Your reply should be one number, which is how many lines in the listing below contain "Found".

▸ **Input**:

___

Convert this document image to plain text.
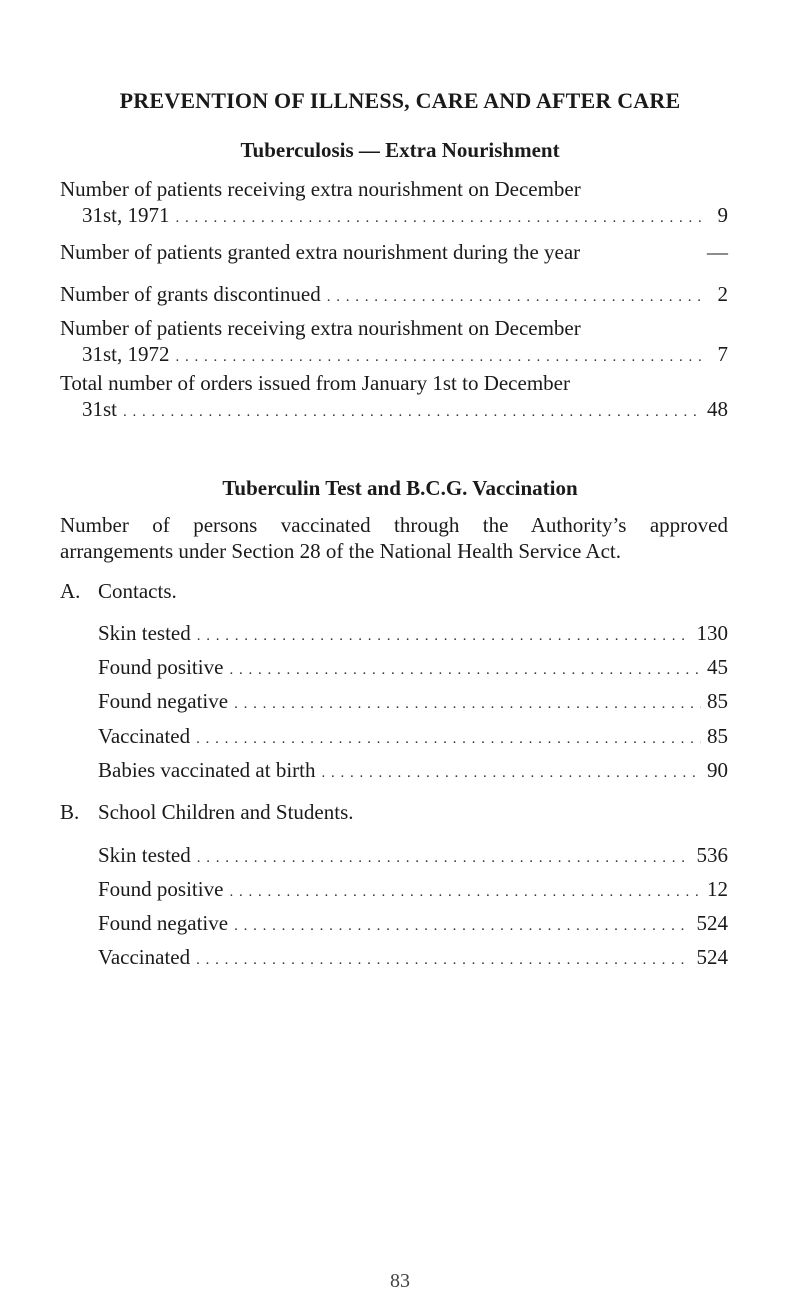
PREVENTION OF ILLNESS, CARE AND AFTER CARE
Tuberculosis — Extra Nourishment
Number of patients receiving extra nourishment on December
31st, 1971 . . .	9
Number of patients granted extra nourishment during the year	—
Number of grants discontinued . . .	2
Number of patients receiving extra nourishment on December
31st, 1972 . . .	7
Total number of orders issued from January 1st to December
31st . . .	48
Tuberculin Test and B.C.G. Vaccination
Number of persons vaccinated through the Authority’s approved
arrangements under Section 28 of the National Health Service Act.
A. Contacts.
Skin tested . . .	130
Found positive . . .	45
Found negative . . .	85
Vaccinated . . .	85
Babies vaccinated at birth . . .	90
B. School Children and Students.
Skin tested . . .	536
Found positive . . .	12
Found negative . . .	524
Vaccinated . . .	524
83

___

▸ **Your response**:
4